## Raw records
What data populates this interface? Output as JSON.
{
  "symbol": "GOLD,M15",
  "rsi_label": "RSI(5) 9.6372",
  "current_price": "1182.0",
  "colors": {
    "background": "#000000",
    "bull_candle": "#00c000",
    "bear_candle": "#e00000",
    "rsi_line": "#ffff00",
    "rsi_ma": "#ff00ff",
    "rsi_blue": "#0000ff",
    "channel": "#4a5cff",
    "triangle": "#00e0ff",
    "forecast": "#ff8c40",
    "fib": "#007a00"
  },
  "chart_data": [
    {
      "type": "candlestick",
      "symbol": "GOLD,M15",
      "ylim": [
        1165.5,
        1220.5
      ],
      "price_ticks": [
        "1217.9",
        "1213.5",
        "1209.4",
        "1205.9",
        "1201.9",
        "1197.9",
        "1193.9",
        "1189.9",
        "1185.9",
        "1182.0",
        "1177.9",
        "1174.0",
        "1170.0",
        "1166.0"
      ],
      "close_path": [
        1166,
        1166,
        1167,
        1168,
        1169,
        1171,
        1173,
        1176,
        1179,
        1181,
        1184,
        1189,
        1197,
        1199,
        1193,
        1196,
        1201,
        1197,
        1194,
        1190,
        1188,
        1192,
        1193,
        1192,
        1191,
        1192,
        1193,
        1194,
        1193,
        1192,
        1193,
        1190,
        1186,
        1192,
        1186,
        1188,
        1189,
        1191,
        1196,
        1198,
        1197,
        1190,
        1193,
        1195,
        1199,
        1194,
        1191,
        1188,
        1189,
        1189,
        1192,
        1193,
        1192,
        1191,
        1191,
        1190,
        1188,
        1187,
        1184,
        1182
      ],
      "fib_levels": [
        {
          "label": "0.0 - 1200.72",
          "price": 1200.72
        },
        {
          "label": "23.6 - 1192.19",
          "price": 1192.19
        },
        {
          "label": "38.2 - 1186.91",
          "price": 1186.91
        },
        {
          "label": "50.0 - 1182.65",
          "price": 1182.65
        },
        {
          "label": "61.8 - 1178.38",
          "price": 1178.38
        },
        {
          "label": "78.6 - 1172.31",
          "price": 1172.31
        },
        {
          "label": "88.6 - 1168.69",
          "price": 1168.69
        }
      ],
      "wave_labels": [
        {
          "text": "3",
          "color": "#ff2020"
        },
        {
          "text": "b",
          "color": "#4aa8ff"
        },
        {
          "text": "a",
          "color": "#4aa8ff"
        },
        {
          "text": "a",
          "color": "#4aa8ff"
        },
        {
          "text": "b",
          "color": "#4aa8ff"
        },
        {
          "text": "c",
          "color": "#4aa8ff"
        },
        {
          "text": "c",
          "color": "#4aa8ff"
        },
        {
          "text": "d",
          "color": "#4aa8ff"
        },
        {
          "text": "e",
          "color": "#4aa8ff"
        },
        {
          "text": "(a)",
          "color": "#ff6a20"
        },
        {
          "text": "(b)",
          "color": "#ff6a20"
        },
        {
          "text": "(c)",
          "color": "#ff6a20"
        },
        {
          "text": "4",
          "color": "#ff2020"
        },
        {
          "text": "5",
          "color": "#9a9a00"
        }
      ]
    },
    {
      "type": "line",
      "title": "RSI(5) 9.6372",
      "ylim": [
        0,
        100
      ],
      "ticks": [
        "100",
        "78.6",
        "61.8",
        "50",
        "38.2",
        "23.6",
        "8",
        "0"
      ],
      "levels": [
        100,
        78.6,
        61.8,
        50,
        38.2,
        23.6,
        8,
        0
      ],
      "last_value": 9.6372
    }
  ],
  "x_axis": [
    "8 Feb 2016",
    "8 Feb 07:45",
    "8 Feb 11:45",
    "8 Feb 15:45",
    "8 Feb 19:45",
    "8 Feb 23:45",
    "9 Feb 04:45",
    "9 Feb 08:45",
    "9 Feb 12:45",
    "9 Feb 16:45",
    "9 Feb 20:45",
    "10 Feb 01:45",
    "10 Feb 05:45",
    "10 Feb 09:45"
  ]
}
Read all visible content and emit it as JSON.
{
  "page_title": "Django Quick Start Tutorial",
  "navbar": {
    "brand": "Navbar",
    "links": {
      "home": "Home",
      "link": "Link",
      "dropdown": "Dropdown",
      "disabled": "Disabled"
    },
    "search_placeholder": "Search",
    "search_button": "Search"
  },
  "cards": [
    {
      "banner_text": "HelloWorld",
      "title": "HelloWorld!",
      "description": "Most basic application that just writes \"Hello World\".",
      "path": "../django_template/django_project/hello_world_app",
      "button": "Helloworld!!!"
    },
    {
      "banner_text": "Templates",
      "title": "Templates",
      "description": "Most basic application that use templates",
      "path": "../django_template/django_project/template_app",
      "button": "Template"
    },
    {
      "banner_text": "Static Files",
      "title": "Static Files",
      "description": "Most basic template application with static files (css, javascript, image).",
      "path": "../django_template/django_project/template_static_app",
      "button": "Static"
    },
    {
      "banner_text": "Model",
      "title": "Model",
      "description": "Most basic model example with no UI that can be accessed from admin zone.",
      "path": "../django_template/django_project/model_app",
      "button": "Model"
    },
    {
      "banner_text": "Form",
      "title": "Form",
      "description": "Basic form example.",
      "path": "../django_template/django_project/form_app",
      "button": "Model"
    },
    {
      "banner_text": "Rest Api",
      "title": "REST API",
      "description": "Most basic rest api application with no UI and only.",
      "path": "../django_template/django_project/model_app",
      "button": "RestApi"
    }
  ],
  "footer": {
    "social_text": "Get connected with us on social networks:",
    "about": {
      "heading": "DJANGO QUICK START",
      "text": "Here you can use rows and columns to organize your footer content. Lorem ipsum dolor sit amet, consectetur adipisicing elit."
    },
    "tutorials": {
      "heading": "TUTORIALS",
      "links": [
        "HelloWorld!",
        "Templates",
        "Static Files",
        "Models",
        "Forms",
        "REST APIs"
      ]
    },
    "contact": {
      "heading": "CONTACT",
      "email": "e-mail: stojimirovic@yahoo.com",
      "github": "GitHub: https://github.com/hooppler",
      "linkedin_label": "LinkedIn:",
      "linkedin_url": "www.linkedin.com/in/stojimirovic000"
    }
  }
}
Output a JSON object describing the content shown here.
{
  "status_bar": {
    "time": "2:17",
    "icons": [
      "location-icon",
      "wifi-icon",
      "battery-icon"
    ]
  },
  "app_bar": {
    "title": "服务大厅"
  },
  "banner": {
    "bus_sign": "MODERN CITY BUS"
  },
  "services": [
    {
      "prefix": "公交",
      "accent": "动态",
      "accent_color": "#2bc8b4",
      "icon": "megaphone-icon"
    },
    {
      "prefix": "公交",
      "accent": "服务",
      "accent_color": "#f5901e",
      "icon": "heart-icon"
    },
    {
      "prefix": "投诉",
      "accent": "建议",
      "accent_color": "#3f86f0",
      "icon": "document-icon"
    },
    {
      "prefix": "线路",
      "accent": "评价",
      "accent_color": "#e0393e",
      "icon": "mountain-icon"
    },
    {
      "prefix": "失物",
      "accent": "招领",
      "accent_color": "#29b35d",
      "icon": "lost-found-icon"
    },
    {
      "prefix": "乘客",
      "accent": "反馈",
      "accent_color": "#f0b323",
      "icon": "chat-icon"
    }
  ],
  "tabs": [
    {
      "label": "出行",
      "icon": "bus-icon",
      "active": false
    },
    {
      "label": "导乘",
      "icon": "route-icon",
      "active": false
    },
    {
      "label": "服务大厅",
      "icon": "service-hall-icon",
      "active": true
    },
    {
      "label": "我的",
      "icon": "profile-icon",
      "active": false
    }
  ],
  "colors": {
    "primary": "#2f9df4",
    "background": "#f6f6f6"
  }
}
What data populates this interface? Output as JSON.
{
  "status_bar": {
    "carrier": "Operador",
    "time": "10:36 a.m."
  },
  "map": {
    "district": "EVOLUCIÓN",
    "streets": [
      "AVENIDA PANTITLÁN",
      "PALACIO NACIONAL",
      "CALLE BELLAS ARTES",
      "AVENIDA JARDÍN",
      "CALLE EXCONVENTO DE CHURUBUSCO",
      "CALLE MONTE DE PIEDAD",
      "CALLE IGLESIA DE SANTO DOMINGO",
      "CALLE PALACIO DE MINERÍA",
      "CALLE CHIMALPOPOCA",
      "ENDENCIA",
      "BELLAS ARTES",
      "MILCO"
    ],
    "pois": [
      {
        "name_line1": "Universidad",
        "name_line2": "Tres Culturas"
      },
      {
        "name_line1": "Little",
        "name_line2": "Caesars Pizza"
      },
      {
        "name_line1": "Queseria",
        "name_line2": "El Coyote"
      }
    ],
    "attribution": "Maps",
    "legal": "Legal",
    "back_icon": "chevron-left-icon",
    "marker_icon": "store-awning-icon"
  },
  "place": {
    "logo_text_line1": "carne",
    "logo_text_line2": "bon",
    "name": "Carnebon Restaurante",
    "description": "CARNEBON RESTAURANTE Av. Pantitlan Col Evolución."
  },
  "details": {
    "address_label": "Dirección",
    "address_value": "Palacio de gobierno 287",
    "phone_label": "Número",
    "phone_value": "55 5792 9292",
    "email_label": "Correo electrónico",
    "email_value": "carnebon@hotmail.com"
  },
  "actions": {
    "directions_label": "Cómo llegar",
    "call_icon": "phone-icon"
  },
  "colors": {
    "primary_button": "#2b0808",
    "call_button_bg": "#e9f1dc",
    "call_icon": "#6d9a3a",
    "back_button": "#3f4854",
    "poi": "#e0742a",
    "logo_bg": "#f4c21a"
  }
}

## Stated task
Return every line in the listing that contains the word "prefix".

## Result of the exercise
      "prefix": "公交",
      "prefix": "公交",
      "prefix": "投诉",
      "prefix": "线路",
      "prefix": "失物",
      "prefix": "乘客",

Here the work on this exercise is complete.